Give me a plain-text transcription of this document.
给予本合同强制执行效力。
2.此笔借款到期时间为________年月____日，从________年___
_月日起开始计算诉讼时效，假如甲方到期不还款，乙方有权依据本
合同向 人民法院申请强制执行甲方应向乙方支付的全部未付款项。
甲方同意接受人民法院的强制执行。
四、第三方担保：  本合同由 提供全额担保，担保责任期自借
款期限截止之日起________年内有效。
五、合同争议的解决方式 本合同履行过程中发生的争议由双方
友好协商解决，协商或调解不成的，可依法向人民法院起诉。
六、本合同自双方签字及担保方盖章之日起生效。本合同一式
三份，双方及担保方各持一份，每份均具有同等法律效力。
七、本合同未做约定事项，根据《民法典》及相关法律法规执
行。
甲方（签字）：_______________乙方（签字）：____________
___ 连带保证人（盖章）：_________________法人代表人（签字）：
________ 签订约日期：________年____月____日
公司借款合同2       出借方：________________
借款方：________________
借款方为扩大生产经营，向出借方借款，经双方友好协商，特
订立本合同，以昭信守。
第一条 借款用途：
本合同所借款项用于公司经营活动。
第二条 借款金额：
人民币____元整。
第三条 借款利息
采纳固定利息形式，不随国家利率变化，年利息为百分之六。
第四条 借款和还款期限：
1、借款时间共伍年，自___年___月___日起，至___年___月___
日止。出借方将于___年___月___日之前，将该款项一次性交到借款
· · · · ·
* **Problem requirements**:
Return all the data above once more, precisely as given.

* **Problem solution**:
Give me a plain-text transcription of this document.
给予本合同强制执行效力。
2.此笔借款到期时间为________年月____日，从________年___
_月日起开始计算诉讼时效，假如甲方到期不还款，乙方有权依据本
合同向 人民法院申请强制执行甲方应向乙方支付的全部未付款项。
甲方同意接受人民法院的强制执行。
四、第三方担保：  本合同由 提供全额担保，担保责任期自借
款期限截止之日起________年内有效。
五、合同争议的解决方式 本合同履行过程中发生的争议由双方
友好协商解决，协商或调解不成的，可依法向人民法院起诉。
六、本合同自双方签字及担保方盖章之日起生效。本合同一式
三份，双方及担保方各持一份，每份均具有同等法律效力。
七、本合同未做约定事项，根据《民法典》及相关法律法规执
行。
甲方（签字）：_______________乙方（签字）：____________
___ 连带保证人（盖章）：_________________法人代表人（签字）：
________ 签订约日期：________年____月____日
公司借款合同2       出借方：________________
借款方：________________
借款方为扩大生产经营，向出借方借款，经双方友好协商，特
订立本合同，以昭信守。
第一条 借款用途：
本合同所借款项用于公司经营活动。
第二条 借款金额：
人民币____元整。
第三条 借款利息
采纳固定利息形式，不随国家利率变化，年利息为百分之六。
第四条 借款和还款期限：
1、借款时间共伍年，自___年___月___日起，至___年___月___
日止。出借方将于___年___月___日之前，将该款项一次性交到借款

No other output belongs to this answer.